California has a long history of innovation and entrepreneurship, so it's no surprise that millions of small businesses call it home — 4.2 million of them, according to the U.S. Small Business Administration. Together, they account for a staggering 99.8% of California businesses.
So if you're looking to start a business in the Golden State, you're not the only one. And if you want to set it up for success, these seven steps can help.
1. Validate Your Business Idea
When forming your initial business ideas, be sure to consider your:
Personal interests and passions
Amount of available time
Skills and areas of expertise
Preferred working environment (i.e., working from home or in the field)
Financial resources (more on that later)
By doing so, you can come up with ideas that are well-suited to your needs. For instance, if you love working with animals, have free time during the day, and prefer to work from home, you might consider starting a doggie daycare business at your house. (And with California's pet grooming and boarding industry expected to grow to over $1.5 billion by 2027 according to IBISWorld, it certainly wouldn't be a bad idea.)
But before committing to a business idea, it's crucial to validate it. That means determining whether people are actually willing to pay for the products or services you plan on selling. To do so:
Clearly identify your target customers, such as by creating a buyer persona.
Consider whether your customers actively need or want your products or services.
Find out whether similar businesses exist and whether they've succeeded or failed.
Research overall industry growth, both on a national level and in California specifically.
Talk to some of your potential customers, either in person or online, and ask them if they'd be interested in your products or services.
Even though validating your idea may take some time, it'll be well worth the effort. If you're able to validate your idea successfully, you can move forward with confidence, knowing you'll likely have paying customers. But if you aren't able to validate, you can move on to your next idea without having lost any undue time or resources.
2. Name Your Business
Every business needs a name by which its customers can recognize it, and yours is no exception.

## RECORDED INFORMATION
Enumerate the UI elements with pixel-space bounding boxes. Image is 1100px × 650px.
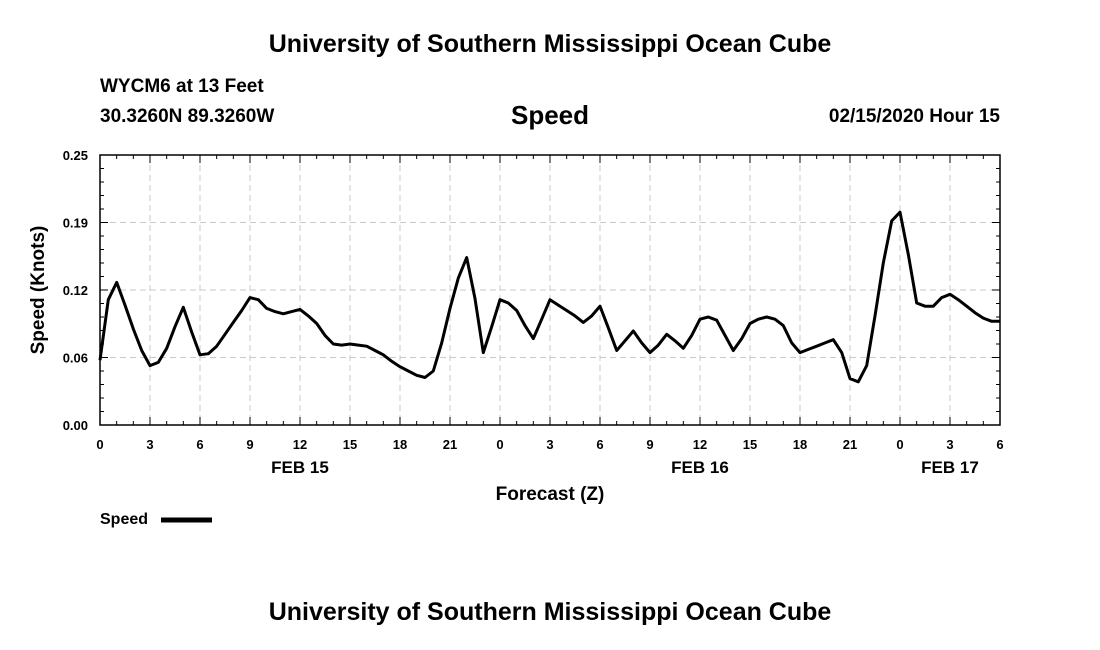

## SET EXERCISE 1
Using the guide on starting a business in California, answer these:
(a) According to the U.S. Small Business Administration, how many small businesses are in California?
(b) To what size is California's pet grooming and boarding industry expected to grow by 2027?
(c) What does validating a business idea mean?
## SET EXERCISE 2
Write the next part of the guide on starting a business in California, continuing past its final sentence about naming a business.

## WRITTEN RESPONSE 1
(a) 4.2 million.
(b) Over $1.5 billion.
(c) Determining whether people are actually willing to pay for the products or services you plan on selling.

## WRITTEN RESPONSE 2
Originality: To avoid confusion and potential copyright issues, strive to pick an original name not already in use by California businesses in your field. For help determining if your preferred business name is already taken or not, use our Business Name Search Tool.
Trademark potential: If you plan on trademarking your business name in the future, try to pick one that will make for a strong trademark. According to the U.S. Patent and Trademark Office (USPTO), the strongest trademarks are those that are fanciful and arbitrary (i.e., Apple), while the weakest trademarks are descriptive and generic (i.e., Bob's Donut Shop). However, weaker trademarks can be easier for customers to remember, so put some thought into striking a balance that's right for you.
Spelling and pronunciation: To ensure customers can easily find your business amongst the millions of other California companies, choose a business name that's easy to spell and pronounce.
Logo design: Remember that your business's name will be displayed right alongside its logo and can even be incorporated into it. So, try thinking of a name that will mesh well with your logo's design and size.
Online availability: If you want your business to be discoverable by as many customers as possible, then you'll need to give it a website and build a strong online presence. So before locking in a business name, make sure the appropriate domain name and social media handles are available.
You already performed some initial research by validating your business idea, but now it's time to take a close look at your market and create a comprehensive business plan.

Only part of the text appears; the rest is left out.